_PROBLEM STATEMENT:_ Write out the full listing exactly as given, minus the images.

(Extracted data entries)

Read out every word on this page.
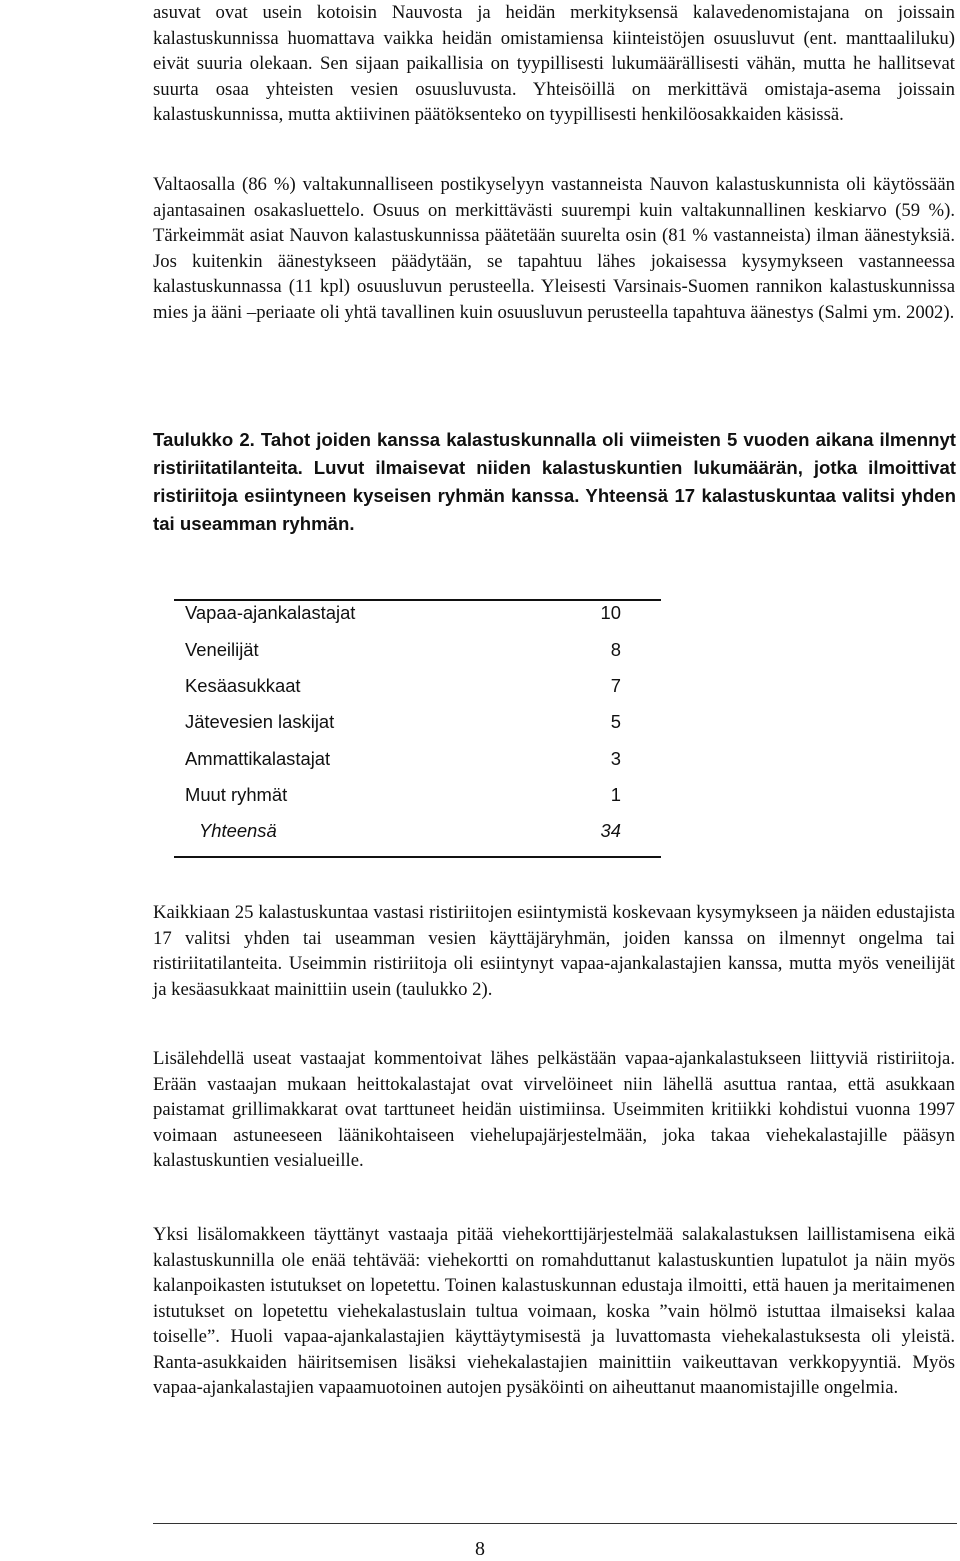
asuvat ovat usein kotoisin Nauvosta ja heidän merkityksensä kalavedenomistajana on joissain kalastuskunnissa huomattava vaikka heidän omistamiensa kiinteistöjen osuusluvut (ent. manttaaliluku) eivät suuria olekaan. Sen sijaan paikallisia on tyypillisesti lukumäärällisesti vähän, mutta he hallitsevat suurta osaa yhteisten vesien osuusluvusta. Yhteisöillä on merkittävä omistaja-asema joissain kalastuskunnissa, mutta aktiivinen päätöksenteko on tyypillisesti henkilöosakkaiden käsissä.

Valtaosalla (86 %) valtakunnalliseen postikyselyyn vastanneista Nauvon kalastuskunnista oli käytössään ajantasainen osakasluettelo. Osuus on merkittävästi suurempi kuin valtakunnallinen keskiarvo (59 %). Tärkeimmät asiat Nauvon kalastuskunnissa päätetään suurelta osin (81 % vastanneista) ilman äänestyksiä. Jos kuitenkin äänestykseen päädytään, se tapahtuu lähes jokaisessa kysymykseen vastanneessa kalastuskunnassa (11 kpl) osuusluvun perusteella. Yleisesti Varsinais-Suomen rannikon kalastuskunnissa mies ja ääni –periaate oli yhtä tavallinen kuin osuusluvun perusteella tapahtuva äänestys (Salmi ym. 2002).

Taulukko 2. Tahot joiden kanssa kalastuskunnalla oli viimeisten 5 vuoden aikana ilmennyt ristiriitatilanteita. Luvut ilmaisevat niiden kalastuskuntien lukumäärän, jotka ilmoittivat ristiriitoja esiintyneen kyseisen ryhmän kanssa. Yhteensä 17 kalastuskuntaa valitsi yhden tai useamman ryhmän.

Vapaa-ajankalastajat	10
Veneilijät	8
Kesäasukkaat	7
Jätevesien laskijat	5
Ammattikalastajat	3
Muut ryhmät	1
Yhteensä	34

Kaikkiaan 25 kalastuskuntaa vastasi ristiriitojen esiintymistä koskevaan kysymykseen ja näiden edustajista 17 valitsi yhden tai useamman vesien käyttäjäryhmän, joiden kanssa on ilmennyt ongelma tai ristiriitatilanteita. Useimmin ristiriitoja oli esiintynyt vapaa-ajankalastajien kanssa, mutta myös veneilijät ja kesäasukkaat mainittiin usein (taulukko 2).

Lisälehdellä useat vastaajat kommentoivat lähes pelkästään vapaa-ajankalastukseen liittyviä ristiriitoja. Erään vastaajan mukaan heittokalastajat ovat virvelöineet niin lähellä asuttua rantaa, että asukkaan paistamat grillimakkarat ovat tarttuneet heidän uistimiinsa. Useimmiten kritiikki kohdistui vuonna 1997 voimaan astuneeseen läänikohtaiseen viehelupajärjestelmään, joka takaa viehekalastajille pääsyn kalastuskuntien vesialueille.

Yksi lisälomakkeen täyttänyt vastaaja pitää viehekorttijärjestelmää salakalastuksen laillistamisena eikä kalastuskunnilla ole enää tehtävää: viehekortti on romahduttanut kalastuskuntien lupatulot ja näin myös kalanpoikasten istutukset on lopetettu. Toinen kalastuskunnan edustaja ilmoitti, että hauen ja meritaimenen istutukset on lopetettu viehekalastuslain tultua voimaan, koska ”vain hölmö istuttaa ilmaiseksi kalaa toiselle”. Huoli vapaa-ajankalastajien käyttäytymisestä ja luvattomasta viehekalastuksesta oli yleistä. Ranta-asukkaiden häiritsemisen lisäksi viehekalastajien mainittiin vaikeuttavan verkkopyyntiä. Myös vapaa-ajankalastajien vapaamuotoinen autojen pysäköinti on aiheuttanut maanomistajille ongelmia.

8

_REPLY TO THE TASK:_
Read out every word on this page.
asuvat ovat usein kotoisin Nauvosta ja heidän merkityksensä kalavedenomistajana on joissain kalastuskunnissa huomattava vaikka heidän omistamiensa kiinteistöjen osuusluvut (ent. manttaaliluku) eivät suuria olekaan. Sen sijaan paikallisia on tyypillisesti lukumäärällisesti vähän, mutta he hallitsevat suurta osaa yhteisten vesien osuusluvusta. Yhteisöillä on merkittävä omistaja-asema joissain kalastuskunnissa, mutta aktiivinen päätöksenteko on tyypillisesti henkilöosakkaiden käsissä.

Valtaosalla (86 %) valtakunnalliseen postikyselyyn vastanneista Nauvon kalastuskunnista oli käytössään ajantasainen osakasluettelo. Osuus on merkittävästi suurempi kuin valtakunnallinen keskiarvo (59 %). Tärkeimmät asiat Nauvon kalastuskunnissa päätetään suurelta osin (81 % vastanneista) ilman äänestyksiä. Jos kuitenkin äänestykseen päädytään, se tapahtuu lähes jokaisessa kysymykseen vastanneessa kalastuskunnassa (11 kpl) osuusluvun perusteella. Yleisesti Varsinais-Suomen rannikon kalastuskunnissa mies ja ääni –periaate oli yhtä tavallinen kuin osuusluvun perusteella tapahtuva äänestys (Salmi ym. 2002).

Taulukko 2. Tahot joiden kanssa kalastuskunnalla oli viimeisten 5 vuoden aikana ilmennyt ristiriitatilanteita. Luvut ilmaisevat niiden kalastuskuntien lukumäärän, jotka ilmoittivat ristiriitoja esiintyneen kyseisen ryhmän kanssa. Yhteensä 17 kalastuskuntaa valitsi yhden tai useamman ryhmän.

Vapaa-ajankalastajat	10
Veneilijät	8
Kesäasukkaat	7
Jätevesien laskijat	5
Ammattikalastajat	3
Muut ryhmät	1
Yhteensä	34

Kaikkiaan 25 kalastuskuntaa vastasi ristiriitojen esiintymistä koskevaan kysymykseen ja näiden edustajista 17 valitsi yhden tai useamman vesien käyttäjäryhmän, joiden kanssa on ilmennyt ongelma tai ristiriitatilanteita. Useimmin ristiriitoja oli esiintynyt vapaa-ajankalastajien kanssa, mutta myös veneilijät ja kesäasukkaat mainittiin usein (taulukko 2).

Lisälehdellä useat vastaajat kommentoivat lähes pelkästään vapaa-ajankalastukseen liittyviä ristiriitoja. Erään vastaajan mukaan heittokalastajat ovat virvelöineet niin lähellä asuttua rantaa, että asukkaan paistamat grillimakkarat ovat tarttuneet heidän uistimiinsa. Useimmiten kritiikki kohdistui vuonna 1997 voimaan astuneeseen läänikohtaiseen viehelupajärjestelmään, joka takaa viehekalastajille pääsyn kalastuskuntien vesialueille.

Yksi lisälomakkeen täyttänyt vastaaja pitää viehekorttijärjestelmää salakalastuksen laillistamisena eikä kalastuskunnilla ole enää tehtävää: viehekortti on romahduttanut kalastuskuntien lupatulot ja näin myös kalanpoikasten istutukset on lopetettu. Toinen kalastuskunnan edustaja ilmoitti, että hauen ja meritaimenen istutukset on lopetettu viehekalastuslain tultua voimaan, koska ”vain hölmö istuttaa ilmaiseksi kalaa toiselle”. Huoli vapaa-ajankalastajien käyttäytymisestä ja luvattomasta viehekalastuksesta oli yleistä. Ranta-asukkaiden häiritsemisen lisäksi viehekalastajien mainittiin vaikeuttavan verkkopyyntiä. Myös vapaa-ajankalastajien vapaamuotoinen autojen pysäköinti on aiheuttanut maanomistajille ongelmia.

8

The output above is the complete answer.